TASK BRIEF: Copy out each line below that has the word "carcinogen" in it.

DATASET RECORDS below:

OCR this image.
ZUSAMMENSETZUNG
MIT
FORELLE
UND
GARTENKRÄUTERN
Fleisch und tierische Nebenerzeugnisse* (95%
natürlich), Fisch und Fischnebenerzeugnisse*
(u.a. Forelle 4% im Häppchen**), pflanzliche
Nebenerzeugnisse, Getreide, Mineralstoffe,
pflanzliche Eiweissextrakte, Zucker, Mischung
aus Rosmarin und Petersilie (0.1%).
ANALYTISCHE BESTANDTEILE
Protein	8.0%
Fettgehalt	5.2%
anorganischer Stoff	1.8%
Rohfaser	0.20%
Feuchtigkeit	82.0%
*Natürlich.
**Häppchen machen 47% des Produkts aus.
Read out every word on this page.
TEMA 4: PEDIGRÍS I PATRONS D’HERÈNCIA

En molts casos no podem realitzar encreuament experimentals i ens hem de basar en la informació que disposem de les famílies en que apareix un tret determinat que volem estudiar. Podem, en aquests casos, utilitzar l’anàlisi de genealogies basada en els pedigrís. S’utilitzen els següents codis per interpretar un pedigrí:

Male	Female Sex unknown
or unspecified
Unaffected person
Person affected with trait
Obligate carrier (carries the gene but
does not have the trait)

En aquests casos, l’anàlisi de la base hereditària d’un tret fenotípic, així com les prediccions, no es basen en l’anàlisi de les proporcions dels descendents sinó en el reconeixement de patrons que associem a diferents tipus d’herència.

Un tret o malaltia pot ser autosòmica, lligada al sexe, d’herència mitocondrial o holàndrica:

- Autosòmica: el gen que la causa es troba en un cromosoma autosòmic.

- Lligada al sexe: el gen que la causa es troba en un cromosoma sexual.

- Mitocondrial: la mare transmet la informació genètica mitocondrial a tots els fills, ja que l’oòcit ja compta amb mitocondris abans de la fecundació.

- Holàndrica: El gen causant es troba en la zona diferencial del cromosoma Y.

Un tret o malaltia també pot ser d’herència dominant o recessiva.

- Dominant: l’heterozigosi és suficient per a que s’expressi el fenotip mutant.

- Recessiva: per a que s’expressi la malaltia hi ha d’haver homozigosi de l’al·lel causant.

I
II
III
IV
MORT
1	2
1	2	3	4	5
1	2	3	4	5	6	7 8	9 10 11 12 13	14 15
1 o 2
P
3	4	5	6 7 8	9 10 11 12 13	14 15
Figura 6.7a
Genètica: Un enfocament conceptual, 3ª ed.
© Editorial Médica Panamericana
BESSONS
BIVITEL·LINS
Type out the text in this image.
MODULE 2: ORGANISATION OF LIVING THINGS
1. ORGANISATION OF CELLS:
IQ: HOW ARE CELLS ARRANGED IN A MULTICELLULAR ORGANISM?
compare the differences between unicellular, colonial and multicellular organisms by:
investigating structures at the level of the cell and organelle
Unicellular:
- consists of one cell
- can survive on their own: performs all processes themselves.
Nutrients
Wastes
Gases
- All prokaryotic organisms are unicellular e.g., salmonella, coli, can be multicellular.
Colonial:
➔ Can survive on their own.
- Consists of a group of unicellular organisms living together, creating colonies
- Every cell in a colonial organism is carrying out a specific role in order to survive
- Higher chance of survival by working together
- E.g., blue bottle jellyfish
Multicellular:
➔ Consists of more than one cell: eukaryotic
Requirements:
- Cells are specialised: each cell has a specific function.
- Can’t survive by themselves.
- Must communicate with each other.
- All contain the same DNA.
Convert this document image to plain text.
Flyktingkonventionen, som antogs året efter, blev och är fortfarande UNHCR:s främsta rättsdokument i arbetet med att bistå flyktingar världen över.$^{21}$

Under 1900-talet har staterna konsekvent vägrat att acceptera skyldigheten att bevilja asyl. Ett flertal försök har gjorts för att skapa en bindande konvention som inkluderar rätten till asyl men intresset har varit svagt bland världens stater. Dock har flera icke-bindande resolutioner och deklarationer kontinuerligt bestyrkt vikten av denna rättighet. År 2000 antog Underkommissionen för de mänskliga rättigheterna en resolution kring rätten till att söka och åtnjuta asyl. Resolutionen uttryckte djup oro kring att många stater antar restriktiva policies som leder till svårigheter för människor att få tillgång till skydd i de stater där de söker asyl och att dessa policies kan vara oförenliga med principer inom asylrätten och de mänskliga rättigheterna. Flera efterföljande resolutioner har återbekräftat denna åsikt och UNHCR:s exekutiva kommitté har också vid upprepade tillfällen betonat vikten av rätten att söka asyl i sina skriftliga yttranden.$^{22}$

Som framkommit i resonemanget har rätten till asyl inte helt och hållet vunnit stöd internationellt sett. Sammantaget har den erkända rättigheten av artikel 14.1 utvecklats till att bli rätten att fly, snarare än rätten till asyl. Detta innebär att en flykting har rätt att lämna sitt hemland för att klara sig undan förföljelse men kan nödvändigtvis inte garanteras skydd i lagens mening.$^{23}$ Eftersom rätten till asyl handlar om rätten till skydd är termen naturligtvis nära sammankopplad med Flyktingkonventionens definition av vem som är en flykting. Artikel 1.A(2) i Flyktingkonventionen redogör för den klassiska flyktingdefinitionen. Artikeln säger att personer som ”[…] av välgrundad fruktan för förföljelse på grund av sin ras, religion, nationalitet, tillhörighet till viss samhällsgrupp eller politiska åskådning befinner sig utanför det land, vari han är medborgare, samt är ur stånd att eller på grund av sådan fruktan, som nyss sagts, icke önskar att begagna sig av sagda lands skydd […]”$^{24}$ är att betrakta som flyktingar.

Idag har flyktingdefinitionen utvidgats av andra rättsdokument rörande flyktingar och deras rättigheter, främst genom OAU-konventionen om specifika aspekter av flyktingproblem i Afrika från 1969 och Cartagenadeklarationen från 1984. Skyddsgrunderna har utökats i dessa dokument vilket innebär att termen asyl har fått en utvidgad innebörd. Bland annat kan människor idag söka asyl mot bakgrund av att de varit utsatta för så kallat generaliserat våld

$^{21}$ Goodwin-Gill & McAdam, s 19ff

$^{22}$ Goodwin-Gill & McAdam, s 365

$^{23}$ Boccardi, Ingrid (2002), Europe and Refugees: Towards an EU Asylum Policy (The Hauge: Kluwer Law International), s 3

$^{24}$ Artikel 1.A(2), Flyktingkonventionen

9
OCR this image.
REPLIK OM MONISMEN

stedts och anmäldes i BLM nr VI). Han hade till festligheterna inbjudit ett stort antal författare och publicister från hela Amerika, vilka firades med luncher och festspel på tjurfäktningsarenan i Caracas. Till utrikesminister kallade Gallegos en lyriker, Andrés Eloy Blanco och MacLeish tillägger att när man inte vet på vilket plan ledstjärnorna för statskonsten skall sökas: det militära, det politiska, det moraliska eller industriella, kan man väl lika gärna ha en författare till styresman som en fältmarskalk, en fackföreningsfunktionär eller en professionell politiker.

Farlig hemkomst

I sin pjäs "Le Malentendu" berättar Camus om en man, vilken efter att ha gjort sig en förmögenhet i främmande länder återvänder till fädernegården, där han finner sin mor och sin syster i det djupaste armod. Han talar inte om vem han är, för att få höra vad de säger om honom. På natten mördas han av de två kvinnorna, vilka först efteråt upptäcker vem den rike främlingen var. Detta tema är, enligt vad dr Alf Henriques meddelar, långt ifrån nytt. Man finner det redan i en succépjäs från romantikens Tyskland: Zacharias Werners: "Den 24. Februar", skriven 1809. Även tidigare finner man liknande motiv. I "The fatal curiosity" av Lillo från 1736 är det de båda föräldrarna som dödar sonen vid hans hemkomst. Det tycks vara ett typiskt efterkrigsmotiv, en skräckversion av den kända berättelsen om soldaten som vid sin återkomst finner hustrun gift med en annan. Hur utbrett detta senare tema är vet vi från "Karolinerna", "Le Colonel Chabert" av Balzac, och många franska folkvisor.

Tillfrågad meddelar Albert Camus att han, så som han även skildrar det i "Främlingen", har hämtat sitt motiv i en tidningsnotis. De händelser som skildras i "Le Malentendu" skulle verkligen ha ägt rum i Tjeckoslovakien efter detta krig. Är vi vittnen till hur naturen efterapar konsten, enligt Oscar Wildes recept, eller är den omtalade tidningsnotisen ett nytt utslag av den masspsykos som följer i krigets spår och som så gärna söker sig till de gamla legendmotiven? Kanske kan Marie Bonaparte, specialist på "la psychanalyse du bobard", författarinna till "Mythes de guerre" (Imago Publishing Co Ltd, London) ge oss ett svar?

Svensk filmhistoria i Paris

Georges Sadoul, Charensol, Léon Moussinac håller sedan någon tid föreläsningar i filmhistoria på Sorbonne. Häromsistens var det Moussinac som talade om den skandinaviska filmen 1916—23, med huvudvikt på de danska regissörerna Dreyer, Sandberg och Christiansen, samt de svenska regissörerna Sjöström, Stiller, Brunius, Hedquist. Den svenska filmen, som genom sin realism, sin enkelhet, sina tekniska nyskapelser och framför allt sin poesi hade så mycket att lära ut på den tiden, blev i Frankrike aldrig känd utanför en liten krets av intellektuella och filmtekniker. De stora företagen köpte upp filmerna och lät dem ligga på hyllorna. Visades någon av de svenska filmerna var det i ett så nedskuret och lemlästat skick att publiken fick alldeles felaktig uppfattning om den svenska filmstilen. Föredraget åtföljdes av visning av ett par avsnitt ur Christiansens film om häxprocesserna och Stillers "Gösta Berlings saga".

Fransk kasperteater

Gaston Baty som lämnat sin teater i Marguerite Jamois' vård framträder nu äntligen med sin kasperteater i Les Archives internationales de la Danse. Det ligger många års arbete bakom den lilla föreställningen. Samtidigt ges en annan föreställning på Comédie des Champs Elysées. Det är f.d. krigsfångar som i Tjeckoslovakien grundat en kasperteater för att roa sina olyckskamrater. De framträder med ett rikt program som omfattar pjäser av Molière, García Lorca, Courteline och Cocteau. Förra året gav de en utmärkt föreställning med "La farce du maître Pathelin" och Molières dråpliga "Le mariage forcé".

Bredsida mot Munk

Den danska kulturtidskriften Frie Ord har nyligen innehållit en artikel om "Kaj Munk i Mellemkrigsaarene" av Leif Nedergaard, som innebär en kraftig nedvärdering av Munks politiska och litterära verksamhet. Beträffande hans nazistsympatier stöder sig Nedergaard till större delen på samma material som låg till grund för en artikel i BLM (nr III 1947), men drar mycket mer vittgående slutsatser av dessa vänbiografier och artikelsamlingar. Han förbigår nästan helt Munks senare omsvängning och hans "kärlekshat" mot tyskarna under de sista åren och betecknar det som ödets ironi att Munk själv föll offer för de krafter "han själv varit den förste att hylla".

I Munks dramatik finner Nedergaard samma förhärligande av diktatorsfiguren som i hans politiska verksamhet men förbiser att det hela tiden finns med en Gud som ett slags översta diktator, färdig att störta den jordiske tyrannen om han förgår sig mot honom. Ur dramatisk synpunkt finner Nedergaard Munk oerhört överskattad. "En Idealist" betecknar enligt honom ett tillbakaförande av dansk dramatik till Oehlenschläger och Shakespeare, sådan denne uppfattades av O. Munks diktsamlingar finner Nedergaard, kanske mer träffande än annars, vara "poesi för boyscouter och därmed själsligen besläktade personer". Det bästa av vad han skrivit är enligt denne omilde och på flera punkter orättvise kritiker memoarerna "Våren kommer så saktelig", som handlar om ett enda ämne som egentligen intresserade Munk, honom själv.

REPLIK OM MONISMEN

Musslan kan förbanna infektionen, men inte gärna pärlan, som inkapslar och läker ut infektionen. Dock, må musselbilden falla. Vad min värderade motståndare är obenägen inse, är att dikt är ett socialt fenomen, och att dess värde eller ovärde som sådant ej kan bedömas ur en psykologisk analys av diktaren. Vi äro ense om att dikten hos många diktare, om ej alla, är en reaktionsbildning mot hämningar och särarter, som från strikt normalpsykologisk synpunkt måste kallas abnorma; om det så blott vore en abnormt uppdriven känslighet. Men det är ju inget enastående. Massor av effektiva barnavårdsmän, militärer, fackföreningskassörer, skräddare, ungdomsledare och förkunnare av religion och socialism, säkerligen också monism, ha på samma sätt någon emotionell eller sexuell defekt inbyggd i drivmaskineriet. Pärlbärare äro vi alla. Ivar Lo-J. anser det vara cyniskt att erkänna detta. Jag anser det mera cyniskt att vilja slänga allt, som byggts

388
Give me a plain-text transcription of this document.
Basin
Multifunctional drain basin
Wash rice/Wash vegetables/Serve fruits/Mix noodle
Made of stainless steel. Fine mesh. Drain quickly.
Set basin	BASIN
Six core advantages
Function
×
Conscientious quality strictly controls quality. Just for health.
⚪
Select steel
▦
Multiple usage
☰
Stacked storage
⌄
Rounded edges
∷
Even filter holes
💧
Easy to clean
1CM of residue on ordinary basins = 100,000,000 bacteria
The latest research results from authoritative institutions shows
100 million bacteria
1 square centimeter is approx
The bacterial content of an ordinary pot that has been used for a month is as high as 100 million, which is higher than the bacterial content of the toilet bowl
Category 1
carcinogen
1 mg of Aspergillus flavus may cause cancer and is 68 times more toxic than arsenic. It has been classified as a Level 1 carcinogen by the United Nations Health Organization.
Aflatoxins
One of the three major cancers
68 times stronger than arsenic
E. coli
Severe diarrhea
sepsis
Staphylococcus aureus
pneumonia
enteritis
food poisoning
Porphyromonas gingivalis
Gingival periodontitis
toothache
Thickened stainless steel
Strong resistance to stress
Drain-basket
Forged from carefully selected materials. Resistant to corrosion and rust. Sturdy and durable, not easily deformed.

End of DATASET RECORDS.

OUTPUT:
carcinogen
1 mg of Aspergillus flavus may cause cancer and is 68 times more toxic than arsenic. It has been classified as a Level 1 carcinogen by the United Nations Health Organization.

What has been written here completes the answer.